ЧТО СДЕЛАТЬ –
Сколько человек было во всем хоре, если судить по записи о всенощной у Николы на Дербеновке?

ВЫБРАННЫЙ ТЕКСТ –
^^^^^^^^^^^^^^^^

Читаем Дневник москвича. 1920–1924. Книга 2 полностью

8/21 мая. Сегодня, т. е. накануне Николина дня, был за всенощной у Николы на Дербеновке (в Уланском переулке). Служил архимандрит Троицкой Лавры Вассиан. Сравнительно молодой еще человек и, должно быть, ученый. Сказал великолепную речь, да с таким воодушевлением, что многих слушателей растрогал до слез. Впервые видел и слушал его, но сразу готов его включить в число мастеров благолепного служения и духовного красноречия. А пел, как написано в объявлении: «полный хор бывшей Троицко-Сергиевской Лавры». Ущемило меня это слово — «бывшей». Грустно сделалось и от неправильного слова «полный», когда на поверку оказалось, что весь хор состоит из 18 чел. (в том числе один регент, 1 барышня, 7 мальчиков, 2 монаха и 7 певчих светских). Однако я был очень доволен, что мне пришлось послушать только жалкие остатки Лаврского хора. Они пели, между прочим, «Благослови душе моя Господа» Комарова, «Блажен муж» и «Хвалите Имя Господне» Архангельского, но через композиторские достижения слышалось что-то прибавочное, монастырское, свое. Видно, держатся еще каких-то традиций, какого-то особого стиля, и за это честь регенту Мартову. (К концу всенощной явился в церковь Н. М. Данилин, как мне показали «инкогнито», и очень внимательно прослушал «Слава в вышних Богу», значит, хор действительно «с изюминкой», когда сам Данилин заинтересовался им.) Очень интересен один мальчуган. Голос у него такой угрюмый, убедительный, точно у слепецкого вожака, и таково-то он душещипательно и проникновенно дивился, что «На горах станут воды», и так искренне голосил «Дивна дела Твоя, Господи», что я даже всплакнул, как умиленная баба.

^^^^^^^^^^^^^^^^

ВЫДЕРЖКИ ИЗ СПИСКА –
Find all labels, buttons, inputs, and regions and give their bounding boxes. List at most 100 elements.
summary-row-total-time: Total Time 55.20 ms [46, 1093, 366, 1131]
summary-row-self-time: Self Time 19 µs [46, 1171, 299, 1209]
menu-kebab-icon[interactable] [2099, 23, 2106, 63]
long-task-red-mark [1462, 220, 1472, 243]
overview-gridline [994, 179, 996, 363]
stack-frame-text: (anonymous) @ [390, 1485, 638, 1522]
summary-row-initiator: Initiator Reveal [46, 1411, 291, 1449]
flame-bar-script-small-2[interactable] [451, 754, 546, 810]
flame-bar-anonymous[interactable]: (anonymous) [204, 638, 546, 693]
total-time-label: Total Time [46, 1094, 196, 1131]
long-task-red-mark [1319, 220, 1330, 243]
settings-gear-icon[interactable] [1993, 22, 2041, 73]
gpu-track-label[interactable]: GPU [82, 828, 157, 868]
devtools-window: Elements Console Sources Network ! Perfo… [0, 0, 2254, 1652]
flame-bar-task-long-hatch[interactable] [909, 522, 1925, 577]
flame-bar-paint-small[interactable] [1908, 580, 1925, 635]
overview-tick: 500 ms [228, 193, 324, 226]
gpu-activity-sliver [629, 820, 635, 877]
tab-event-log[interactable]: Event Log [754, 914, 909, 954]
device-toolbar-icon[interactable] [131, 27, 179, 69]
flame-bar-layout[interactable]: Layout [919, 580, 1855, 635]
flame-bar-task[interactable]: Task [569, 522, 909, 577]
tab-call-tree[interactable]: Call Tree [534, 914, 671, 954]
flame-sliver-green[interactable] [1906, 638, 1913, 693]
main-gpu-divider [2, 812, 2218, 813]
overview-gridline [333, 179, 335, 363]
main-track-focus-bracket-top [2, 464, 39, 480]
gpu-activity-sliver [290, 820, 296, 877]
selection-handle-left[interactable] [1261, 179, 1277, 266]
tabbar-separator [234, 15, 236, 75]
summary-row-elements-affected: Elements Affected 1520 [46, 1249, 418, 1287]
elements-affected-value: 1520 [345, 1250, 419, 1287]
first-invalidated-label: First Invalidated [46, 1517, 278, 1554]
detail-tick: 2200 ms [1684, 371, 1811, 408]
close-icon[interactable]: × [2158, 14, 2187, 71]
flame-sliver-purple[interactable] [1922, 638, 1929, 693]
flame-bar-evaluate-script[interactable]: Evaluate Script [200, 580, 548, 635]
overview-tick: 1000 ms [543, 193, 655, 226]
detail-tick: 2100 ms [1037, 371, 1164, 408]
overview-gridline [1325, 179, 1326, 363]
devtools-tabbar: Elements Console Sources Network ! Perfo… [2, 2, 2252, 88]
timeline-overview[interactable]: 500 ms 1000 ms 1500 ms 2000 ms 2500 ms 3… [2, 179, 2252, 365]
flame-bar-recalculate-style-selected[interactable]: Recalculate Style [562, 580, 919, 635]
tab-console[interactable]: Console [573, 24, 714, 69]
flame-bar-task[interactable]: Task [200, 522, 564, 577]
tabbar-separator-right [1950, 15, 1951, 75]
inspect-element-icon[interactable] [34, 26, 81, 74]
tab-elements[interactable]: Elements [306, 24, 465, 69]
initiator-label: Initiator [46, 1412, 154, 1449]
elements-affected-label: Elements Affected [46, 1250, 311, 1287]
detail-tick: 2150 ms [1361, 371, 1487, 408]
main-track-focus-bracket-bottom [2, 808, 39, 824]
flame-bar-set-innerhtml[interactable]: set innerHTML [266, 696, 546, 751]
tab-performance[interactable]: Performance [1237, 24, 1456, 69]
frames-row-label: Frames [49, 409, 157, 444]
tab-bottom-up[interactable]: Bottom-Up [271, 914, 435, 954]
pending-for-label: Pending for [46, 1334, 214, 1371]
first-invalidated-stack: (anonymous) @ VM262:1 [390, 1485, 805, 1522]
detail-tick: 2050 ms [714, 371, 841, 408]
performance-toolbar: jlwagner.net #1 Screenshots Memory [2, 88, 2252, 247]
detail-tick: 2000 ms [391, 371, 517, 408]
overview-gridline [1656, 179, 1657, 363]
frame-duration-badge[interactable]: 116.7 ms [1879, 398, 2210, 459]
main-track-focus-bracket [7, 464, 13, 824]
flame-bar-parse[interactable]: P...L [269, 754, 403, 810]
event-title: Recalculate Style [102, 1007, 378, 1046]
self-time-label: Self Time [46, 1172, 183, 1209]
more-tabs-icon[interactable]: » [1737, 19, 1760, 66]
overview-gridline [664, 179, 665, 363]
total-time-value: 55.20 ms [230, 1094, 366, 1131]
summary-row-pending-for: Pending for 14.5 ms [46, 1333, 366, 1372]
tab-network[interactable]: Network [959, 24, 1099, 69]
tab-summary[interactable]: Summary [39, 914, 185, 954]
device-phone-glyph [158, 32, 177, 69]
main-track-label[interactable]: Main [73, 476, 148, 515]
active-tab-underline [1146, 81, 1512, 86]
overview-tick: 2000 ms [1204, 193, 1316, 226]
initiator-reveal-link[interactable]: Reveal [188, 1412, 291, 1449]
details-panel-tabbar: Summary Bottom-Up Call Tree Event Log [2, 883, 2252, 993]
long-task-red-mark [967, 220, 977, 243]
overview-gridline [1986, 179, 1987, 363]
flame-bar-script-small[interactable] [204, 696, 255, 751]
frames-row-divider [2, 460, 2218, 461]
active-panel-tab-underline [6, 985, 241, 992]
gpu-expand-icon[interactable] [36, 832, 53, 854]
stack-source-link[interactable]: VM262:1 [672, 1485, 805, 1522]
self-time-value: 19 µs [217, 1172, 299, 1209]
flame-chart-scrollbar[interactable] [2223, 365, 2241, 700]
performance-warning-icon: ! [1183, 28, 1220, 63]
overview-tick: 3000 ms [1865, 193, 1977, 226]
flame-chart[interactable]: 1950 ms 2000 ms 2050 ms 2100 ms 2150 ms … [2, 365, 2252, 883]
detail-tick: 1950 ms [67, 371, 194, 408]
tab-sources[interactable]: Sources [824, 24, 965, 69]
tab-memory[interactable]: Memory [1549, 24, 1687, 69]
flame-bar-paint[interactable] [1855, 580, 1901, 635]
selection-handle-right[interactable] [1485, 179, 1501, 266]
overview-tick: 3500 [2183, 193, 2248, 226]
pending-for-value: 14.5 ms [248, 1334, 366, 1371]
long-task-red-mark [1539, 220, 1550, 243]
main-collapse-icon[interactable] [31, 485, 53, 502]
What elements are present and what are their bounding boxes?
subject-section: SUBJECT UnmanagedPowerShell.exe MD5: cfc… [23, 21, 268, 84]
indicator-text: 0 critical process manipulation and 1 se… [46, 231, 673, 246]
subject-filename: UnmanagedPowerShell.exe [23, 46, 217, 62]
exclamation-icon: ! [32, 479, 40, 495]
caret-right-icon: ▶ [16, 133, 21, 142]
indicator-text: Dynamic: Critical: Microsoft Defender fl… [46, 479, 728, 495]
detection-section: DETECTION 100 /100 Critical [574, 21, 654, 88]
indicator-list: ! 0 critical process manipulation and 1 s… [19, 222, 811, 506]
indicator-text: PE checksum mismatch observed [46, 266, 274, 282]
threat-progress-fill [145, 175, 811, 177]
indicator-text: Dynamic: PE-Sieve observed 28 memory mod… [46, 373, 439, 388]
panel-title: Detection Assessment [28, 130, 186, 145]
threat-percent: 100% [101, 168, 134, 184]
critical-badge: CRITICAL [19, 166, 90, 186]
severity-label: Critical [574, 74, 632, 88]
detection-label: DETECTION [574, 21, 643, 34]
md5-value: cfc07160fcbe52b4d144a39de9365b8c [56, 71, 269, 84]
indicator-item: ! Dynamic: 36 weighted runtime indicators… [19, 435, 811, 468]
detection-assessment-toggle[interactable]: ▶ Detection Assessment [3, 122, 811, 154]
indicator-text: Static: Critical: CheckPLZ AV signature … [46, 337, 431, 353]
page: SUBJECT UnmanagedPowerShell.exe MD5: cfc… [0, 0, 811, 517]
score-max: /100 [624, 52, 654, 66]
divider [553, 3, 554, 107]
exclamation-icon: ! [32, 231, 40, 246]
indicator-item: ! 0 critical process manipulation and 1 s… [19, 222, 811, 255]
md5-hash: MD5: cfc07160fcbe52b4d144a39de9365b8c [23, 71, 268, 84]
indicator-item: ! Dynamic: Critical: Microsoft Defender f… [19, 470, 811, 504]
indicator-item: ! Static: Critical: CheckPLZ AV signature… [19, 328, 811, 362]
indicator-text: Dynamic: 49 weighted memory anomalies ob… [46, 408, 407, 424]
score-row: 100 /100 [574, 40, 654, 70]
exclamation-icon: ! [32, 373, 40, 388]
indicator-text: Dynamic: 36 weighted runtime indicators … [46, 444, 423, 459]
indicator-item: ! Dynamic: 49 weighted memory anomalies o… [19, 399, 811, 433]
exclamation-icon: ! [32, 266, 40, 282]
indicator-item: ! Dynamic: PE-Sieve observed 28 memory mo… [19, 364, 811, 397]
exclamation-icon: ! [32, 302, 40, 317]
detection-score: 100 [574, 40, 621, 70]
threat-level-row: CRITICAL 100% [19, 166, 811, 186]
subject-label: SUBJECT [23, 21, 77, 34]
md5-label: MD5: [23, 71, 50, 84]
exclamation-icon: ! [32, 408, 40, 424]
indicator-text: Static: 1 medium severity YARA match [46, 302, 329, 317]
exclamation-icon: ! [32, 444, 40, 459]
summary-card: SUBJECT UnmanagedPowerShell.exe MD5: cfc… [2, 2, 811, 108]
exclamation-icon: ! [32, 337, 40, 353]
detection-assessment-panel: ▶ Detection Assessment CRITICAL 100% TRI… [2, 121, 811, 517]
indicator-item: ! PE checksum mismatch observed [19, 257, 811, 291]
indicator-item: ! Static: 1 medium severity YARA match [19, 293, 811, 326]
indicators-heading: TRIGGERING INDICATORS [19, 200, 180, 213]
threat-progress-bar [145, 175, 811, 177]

^^^^^^^^^^^^^^^^

ПИСЬМЕННЫЙ ОТВЕТ –
Весь хор состоял из 18 человек.